- **Directions**: Copy out each of the items below, swapping every "Visual Studio Code" for "VS Code" and keeping everything else the same.

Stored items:
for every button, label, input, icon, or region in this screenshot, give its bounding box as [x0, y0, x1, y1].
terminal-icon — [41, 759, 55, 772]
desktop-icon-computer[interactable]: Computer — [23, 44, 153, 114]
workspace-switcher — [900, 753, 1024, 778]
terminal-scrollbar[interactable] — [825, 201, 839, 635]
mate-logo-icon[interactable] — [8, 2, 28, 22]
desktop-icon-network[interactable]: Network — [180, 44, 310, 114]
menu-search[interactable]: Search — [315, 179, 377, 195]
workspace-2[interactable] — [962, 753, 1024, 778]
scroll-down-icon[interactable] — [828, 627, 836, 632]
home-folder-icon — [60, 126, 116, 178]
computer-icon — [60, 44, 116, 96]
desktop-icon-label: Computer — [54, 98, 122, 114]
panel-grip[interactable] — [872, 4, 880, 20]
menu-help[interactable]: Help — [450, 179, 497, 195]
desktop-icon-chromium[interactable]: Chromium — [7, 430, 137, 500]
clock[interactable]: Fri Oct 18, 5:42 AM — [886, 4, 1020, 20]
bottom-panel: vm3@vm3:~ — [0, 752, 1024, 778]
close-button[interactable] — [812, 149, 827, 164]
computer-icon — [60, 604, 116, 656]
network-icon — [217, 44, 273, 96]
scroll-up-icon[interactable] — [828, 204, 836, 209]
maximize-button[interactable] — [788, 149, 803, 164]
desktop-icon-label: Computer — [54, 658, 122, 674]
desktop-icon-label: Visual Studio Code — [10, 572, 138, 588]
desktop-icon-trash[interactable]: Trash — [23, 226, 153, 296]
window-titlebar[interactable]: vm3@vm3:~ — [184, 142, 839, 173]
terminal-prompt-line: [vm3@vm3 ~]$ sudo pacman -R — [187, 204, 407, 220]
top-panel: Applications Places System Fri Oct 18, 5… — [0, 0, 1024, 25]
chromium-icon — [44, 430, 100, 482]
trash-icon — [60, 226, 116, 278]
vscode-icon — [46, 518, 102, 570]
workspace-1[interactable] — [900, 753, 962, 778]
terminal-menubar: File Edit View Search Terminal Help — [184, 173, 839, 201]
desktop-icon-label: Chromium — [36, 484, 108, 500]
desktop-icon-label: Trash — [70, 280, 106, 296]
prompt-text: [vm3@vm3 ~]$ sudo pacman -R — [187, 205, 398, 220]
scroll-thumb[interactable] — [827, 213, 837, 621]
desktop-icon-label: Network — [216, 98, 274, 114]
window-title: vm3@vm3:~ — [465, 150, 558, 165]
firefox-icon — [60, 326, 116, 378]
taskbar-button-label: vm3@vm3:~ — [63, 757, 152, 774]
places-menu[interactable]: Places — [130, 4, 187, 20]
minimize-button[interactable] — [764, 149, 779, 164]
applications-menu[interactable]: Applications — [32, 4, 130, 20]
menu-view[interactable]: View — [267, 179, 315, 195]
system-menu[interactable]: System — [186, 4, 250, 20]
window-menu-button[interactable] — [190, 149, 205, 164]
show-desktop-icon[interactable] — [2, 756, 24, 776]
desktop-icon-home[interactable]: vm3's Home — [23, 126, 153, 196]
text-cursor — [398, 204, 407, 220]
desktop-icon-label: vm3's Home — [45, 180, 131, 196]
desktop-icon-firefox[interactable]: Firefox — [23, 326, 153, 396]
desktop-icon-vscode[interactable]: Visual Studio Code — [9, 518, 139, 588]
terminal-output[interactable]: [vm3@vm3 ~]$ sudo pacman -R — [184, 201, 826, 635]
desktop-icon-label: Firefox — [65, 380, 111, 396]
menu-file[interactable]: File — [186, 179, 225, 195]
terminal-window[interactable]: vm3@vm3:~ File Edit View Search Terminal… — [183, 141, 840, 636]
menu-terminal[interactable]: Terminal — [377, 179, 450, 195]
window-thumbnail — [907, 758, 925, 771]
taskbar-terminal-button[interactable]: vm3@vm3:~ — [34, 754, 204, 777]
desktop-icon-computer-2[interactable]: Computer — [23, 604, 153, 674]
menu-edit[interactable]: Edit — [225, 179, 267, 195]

- **Solution for this exercise**:
for every button, label, input, icon, or region in this screenshot, give its bounding box as [x0, y0, x1, y1].
terminal-icon — [41, 759, 55, 772]
desktop-icon-computer[interactable]: Computer — [23, 44, 153, 114]
workspace-switcher — [900, 753, 1024, 778]
terminal-scrollbar[interactable] — [825, 201, 839, 635]
mate-logo-icon[interactable] — [8, 2, 28, 22]
desktop-icon-network[interactable]: Network — [180, 44, 310, 114]
menu-search[interactable]: Search — [315, 179, 377, 195]
workspace-2[interactable] — [962, 753, 1024, 778]
scroll-down-icon[interactable] — [828, 627, 836, 632]
home-folder-icon — [60, 126, 116, 178]
computer-icon — [60, 44, 116, 96]
desktop-icon-label: Computer — [54, 98, 122, 114]
panel-grip[interactable] — [872, 4, 880, 20]
menu-help[interactable]: Help — [450, 179, 497, 195]
desktop-icon-chromium[interactable]: Chromium — [7, 430, 137, 500]
clock[interactable]: Fri Oct 18, 5:42 AM — [886, 4, 1020, 20]
bottom-panel: vm3@vm3:~ — [0, 752, 1024, 778]
close-button[interactable] — [812, 149, 827, 164]
computer-icon — [60, 604, 116, 656]
network-icon — [217, 44, 273, 96]
scroll-up-icon[interactable] — [828, 204, 836, 209]
maximize-button[interactable] — [788, 149, 803, 164]
desktop-icon-label: Computer — [54, 658, 122, 674]
desktop-icon-label: VS Code — [10, 572, 138, 588]
desktop-icon-trash[interactable]: Trash — [23, 226, 153, 296]
window-titlebar[interactable]: vm3@vm3:~ — [184, 142, 839, 173]
terminal-prompt-line: [vm3@vm3 ~]$ sudo pacman -R — [187, 204, 407, 220]
top-panel: Applications Places System Fri Oct 18, 5… — [0, 0, 1024, 25]
chromium-icon — [44, 430, 100, 482]
trash-icon — [60, 226, 116, 278]
vscode-icon — [46, 518, 102, 570]
workspace-1[interactable] — [900, 753, 962, 778]
terminal-menubar: File Edit View Search Terminal Help — [184, 173, 839, 201]
desktop-icon-label: Chromium — [36, 484, 108, 500]
desktop-icon-label: Trash — [70, 280, 106, 296]
prompt-text: [vm3@vm3 ~]$ sudo pacman -R — [187, 205, 398, 220]
scroll-thumb[interactable] — [827, 213, 837, 621]
desktop-icon-label: Network — [216, 98, 274, 114]
window-title: vm3@vm3:~ — [465, 150, 558, 165]
firefox-icon — [60, 326, 116, 378]
taskbar-button-label: vm3@vm3:~ — [63, 757, 152, 774]
places-menu[interactable]: Places — [130, 4, 187, 20]
minimize-button[interactable] — [764, 149, 779, 164]
applications-menu[interactable]: Applications — [32, 4, 130, 20]
menu-view[interactable]: View — [267, 179, 315, 195]
system-menu[interactable]: System — [186, 4, 250, 20]
window-menu-button[interactable] — [190, 149, 205, 164]
show-desktop-icon[interactable] — [2, 756, 24, 776]
desktop-icon-home[interactable]: vm3's Home — [23, 126, 153, 196]
text-cursor — [398, 204, 407, 220]
desktop-icon-label: vm3's Home — [45, 180, 131, 196]
desktop-icon-firefox[interactable]: Firefox — [23, 326, 153, 396]
desktop-icon-vscode[interactable]: VS Code — [9, 518, 139, 588]
terminal-output[interactable]: [vm3@vm3 ~]$ sudo pacman -R — [184, 201, 826, 635]
desktop-icon-label: Firefox — [65, 380, 111, 396]
menu-file[interactable]: File — [186, 179, 225, 195]
terminal-window[interactable]: vm3@vm3:~ File Edit View Search Terminal… — [183, 141, 840, 636]
menu-terminal[interactable]: Terminal — [377, 179, 450, 195]
window-thumbnail — [907, 758, 925, 771]
taskbar-terminal-button[interactable]: vm3@vm3:~ — [34, 754, 204, 777]
desktop-icon-computer-2[interactable]: Computer — [23, 604, 153, 674]
menu-edit[interactable]: Edit — [225, 179, 267, 195]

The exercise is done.